> [EXERCISE TASK]
Copy each line below without leaving any out.

(Some records)
<<<<

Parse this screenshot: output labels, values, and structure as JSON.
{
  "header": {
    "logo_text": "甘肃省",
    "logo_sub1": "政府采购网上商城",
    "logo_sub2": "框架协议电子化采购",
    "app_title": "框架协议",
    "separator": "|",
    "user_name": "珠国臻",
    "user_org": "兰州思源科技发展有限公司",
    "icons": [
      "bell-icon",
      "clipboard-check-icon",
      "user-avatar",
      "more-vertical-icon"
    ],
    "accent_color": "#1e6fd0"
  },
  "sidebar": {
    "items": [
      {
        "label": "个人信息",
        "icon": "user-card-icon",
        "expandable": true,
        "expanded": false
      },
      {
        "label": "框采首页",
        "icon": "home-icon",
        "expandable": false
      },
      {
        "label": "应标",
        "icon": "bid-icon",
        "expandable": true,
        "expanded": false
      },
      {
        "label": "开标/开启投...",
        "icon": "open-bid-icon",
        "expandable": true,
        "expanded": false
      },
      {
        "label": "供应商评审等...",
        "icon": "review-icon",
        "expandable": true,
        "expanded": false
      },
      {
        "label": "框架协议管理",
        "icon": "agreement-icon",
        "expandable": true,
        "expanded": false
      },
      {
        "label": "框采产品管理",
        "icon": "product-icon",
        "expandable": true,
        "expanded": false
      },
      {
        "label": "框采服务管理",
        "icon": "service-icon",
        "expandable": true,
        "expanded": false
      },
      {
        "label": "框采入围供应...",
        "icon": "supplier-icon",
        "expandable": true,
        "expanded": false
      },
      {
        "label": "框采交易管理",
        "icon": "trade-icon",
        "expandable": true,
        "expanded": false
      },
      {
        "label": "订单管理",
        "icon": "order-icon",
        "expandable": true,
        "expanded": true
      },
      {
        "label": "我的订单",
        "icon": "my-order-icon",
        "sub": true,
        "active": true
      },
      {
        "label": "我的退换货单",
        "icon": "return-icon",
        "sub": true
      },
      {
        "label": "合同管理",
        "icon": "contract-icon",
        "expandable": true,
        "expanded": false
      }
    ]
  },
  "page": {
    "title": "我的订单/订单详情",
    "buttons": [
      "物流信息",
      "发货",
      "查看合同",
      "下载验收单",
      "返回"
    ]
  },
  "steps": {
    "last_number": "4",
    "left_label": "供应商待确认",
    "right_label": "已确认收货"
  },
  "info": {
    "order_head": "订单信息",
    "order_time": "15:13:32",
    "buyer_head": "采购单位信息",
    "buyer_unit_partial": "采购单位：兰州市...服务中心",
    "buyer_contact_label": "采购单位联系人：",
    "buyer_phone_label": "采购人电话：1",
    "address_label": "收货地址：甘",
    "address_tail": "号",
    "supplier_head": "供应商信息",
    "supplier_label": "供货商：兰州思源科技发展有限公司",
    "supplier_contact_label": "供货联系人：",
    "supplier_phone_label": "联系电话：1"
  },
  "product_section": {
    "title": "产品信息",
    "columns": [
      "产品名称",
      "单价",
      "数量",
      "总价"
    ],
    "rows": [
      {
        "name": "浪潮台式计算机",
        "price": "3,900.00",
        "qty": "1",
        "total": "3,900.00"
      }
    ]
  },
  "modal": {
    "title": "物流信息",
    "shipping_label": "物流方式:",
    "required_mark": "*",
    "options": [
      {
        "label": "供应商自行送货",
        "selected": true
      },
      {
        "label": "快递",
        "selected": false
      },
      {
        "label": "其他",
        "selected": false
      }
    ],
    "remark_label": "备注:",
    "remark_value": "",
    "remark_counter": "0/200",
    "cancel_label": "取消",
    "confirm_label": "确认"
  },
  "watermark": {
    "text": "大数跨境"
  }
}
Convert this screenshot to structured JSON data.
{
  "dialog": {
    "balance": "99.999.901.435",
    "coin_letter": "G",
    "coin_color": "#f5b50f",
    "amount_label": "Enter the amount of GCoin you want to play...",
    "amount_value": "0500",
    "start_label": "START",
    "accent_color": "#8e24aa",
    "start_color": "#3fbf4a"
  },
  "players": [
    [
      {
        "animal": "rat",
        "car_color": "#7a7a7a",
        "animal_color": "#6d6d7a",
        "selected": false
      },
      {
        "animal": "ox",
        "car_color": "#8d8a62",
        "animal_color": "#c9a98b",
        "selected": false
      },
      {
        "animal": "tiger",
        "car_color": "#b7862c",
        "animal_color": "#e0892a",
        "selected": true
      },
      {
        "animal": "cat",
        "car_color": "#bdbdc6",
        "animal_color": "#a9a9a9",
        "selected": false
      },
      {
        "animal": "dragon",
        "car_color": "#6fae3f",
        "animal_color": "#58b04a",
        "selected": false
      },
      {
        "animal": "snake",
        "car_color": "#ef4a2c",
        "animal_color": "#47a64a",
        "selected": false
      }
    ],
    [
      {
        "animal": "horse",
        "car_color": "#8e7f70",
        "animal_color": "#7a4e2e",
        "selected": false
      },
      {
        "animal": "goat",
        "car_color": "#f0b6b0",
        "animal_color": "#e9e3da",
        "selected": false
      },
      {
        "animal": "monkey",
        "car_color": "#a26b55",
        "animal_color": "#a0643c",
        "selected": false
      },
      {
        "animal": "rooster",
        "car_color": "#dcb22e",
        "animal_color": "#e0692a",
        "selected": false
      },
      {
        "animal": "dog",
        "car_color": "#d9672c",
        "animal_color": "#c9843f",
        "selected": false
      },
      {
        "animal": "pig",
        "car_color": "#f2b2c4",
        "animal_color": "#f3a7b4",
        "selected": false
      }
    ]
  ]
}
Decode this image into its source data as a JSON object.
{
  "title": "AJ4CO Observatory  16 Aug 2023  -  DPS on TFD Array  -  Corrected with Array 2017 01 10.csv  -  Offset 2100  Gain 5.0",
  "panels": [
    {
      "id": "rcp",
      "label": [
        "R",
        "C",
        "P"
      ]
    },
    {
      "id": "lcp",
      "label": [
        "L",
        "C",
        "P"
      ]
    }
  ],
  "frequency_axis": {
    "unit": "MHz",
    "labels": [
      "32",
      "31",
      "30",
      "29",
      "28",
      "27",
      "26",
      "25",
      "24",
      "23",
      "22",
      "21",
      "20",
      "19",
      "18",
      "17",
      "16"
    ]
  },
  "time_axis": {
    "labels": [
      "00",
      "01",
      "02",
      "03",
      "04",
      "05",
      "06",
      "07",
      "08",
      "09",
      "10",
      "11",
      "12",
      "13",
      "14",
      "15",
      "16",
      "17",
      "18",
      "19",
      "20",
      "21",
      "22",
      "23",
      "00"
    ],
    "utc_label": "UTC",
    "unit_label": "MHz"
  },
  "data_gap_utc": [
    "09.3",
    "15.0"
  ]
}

>>>>

> [SOLUTION]
Parse this screenshot: output labels, values, and structure as JSON.
{
  "header": {
    "logo_text": "甘肃省",
    "logo_sub1": "政府采购网上商城",
    "logo_sub2": "框架协议电子化采购",
    "app_title": "框架协议",
    "separator": "|",
    "user_name": "珠国臻",
    "user_org": "兰州思源科技发展有限公司",
    "icons": [
      "bell-icon",
      "clipboard-check-icon",
      "user-avatar",
      "more-vertical-icon"
    ],
    "accent_color": "#1e6fd0"
  },
  "sidebar": {
    "items": [
      {
        "label": "个人信息",
        "icon": "user-card-icon",
        "expandable": true,
        "expanded": false
      },
      {
        "label": "框采首页",
        "icon": "home-icon",
        "expandable": false
      },
      {
        "label": "应标",
        "icon": "bid-icon",
        "expandable": true,
        "expanded": false
      },
      {
        "label": "开标/开启投...",
        "icon": "open-bid-icon",
        "expandable": true,
        "expanded": false
      },
      {
        "label": "供应商评审等...",
        "icon": "review-icon",
        "expandable": true,
        "expanded": false
      },
      {
        "label": "框架协议管理",
        "icon": "agreement-icon",
        "expandable": true,
        "expanded": false
      },
      {
        "label": "框采产品管理",
        "icon": "product-icon",
        "expandable": true,
        "expanded": false
      },
      {
        "label": "框采服务管理",
        "icon": "service-icon",
        "expandable": true,
        "expanded": false
      },
      {
        "label": "框采入围供应...",
        "icon": "supplier-icon",
        "expandable": true,
        "expanded": false
      },
      {
        "label": "框采交易管理",
        "icon": "trade-icon",
        "expandable": true,
        "expanded": false
      },
      {
        "label": "订单管理",
        "icon": "order-icon",
        "expandable": true,
        "expanded": true
      },
      {
        "label": "我的订单",
        "icon": "my-order-icon",
        "sub": true,
        "active": true
      },
      {
        "label": "我的退换货单",
        "icon": "return-icon",
        "sub": true
      },
      {
        "label": "合同管理",
        "icon": "contract-icon",
        "expandable": true,
        "expanded": false
      }
    ]
  },
  "page": {
    "title": "我的订单/订单详情",
    "buttons": [
      "物流信息",
      "发货",
      "查看合同",
      "下载验收单",
      "返回"
    ]
  },
  "steps": {
    "last_number": "4",
    "left_label": "供应商待确认",
    "right_label": "已确认收货"
  },
  "info": {
    "order_head": "订单信息",
    "order_time": "15:13:32",
    "buyer_head": "采购单位信息",
    "buyer_unit_partial": "采购单位：兰州市...服务中心",
    "buyer_contact_label": "采购单位联系人：",
    "buyer_phone_label": "采购人电话：1",
    "address_label": "收货地址：甘",
    "address_tail": "号",
    "supplier_head": "供应商信息",
    "supplier_label": "供货商：兰州思源科技发展有限公司",
    "supplier_contact_label": "供货联系人：",
    "supplier_phone_label": "联系电话：1"
  },
  "product_section": {
    "title": "产品信息",
    "columns": [
      "产品名称",
      "单价",
      "数量",
      "总价"
    ],
    "rows": [
      {
        "name": "浪潮台式计算机",
        "price": "3,900.00",
        "qty": "1",
        "total": "3,900.00"
      }
    ]
  },
  "modal": {
    "title": "物流信息",
    "shipping_label": "物流方式:",
    "required_mark": "*",
    "options": [
      {
        "label": "供应商自行送货",
        "selected": true
      },
      {
        "label": "快递",
        "selected": false
      },
      {
        "label": "其他",
        "selected": false
      }
    ],
    "remark_label": "备注:",
    "remark_value": "",
    "remark_counter": "0/200",
    "cancel_label": "取消",
    "confirm_label": "确认"
  },
  "watermark": {
    "text": "大数跨境"
  }
}
Convert this screenshot to structured JSON data.
{
  "dialog": {
    "balance": "99.999.901.435",
    "coin_letter": "G",
    "coin_color": "#f5b50f",
    "amount_label": "Enter the amount of GCoin you want to play...",
    "amount_value": "0500",
    "start_label": "START",
    "accent_color": "#8e24aa",
    "start_color": "#3fbf4a"
  },
  "players": [
    [
      {
        "animal": "rat",
        "car_color": "#7a7a7a",
        "animal_color": "#6d6d7a",
        "selected": false
      },
      {
        "animal": "ox",
        "car_color": "#8d8a62",
        "animal_color": "#c9a98b",
        "selected": false
      },
      {
        "animal": "tiger",
        "car_color": "#b7862c",
        "animal_color": "#e0892a",
        "selected": true
      },
      {
        "animal": "cat",
        "car_color": "#bdbdc6",
        "animal_color": "#a9a9a9",
        "selected": false
      },
      {
        "animal": "dragon",
        "car_color": "#6fae3f",
        "animal_color": "#58b04a",
        "selected": false
      },
      {
        "animal": "snake",
        "car_color": "#ef4a2c",
        "animal_color": "#47a64a",
        "selected": false
      }
    ],
    [
      {
        "animal": "horse",
        "car_color": "#8e7f70",
        "animal_color": "#7a4e2e",
        "selected": false
      },
      {
        "animal": "goat",
        "car_color": "#f0b6b0",
        "animal_color": "#e9e3da",
        "selected": false
      },
      {
        "animal": "monkey",
        "car_color": "#a26b55",
        "animal_color": "#a0643c",
        "selected": false
      },
      {
        "animal": "rooster",
        "car_color": "#dcb22e",
        "animal_color": "#e0692a",
        "selected": false
      },
      {
        "animal": "dog",
        "car_color": "#d9672c",
        "animal_color": "#c9843f",
        "selected": false
      },
      {
        "animal": "pig",
        "car_color": "#f2b2c4",
        "animal_color": "#f3a7b4",
        "selected": false
      }
    ]
  ]
}
Decode this image into its source data as a JSON object.
{
  "title": "AJ4CO Observatory  16 Aug 2023  -  DPS on TFD Array  -  Corrected with Array 2017 01 10.csv  -  Offset 2100  Gain 5.0",
  "panels": [
    {
      "id": "rcp",
      "label": [
        "R",
        "C",
        "P"
      ]
    },
    {
      "id": "lcp",
      "label": [
        "L",
        "C",
        "P"
      ]
    }
  ],
  "frequency_axis": {
    "unit": "MHz",
    "labels": [
      "32",
      "31",
      "30",
      "29",
      "28",
      "27",
      "26",
      "25",
      "24",
      "23",
      "22",
      "21",
      "20",
      "19",
      "18",
      "17",
      "16"
    ]
  },
  "time_axis": {
    "labels": [
      "00",
      "01",
      "02",
      "03",
      "04",
      "05",
      "06",
      "07",
      "08",
      "09",
      "10",
      "11",
      "12",
      "13",
      "14",
      "15",
      "16",
      "17",
      "18",
      "19",
      "20",
      "21",
      "22",
      "23",
      "00"
    ],
    "utc_label": "UTC",
    "unit_label": "MHz"
  },
  "data_gap_utc": [
    "09.3",
    "15.0"
  ]
}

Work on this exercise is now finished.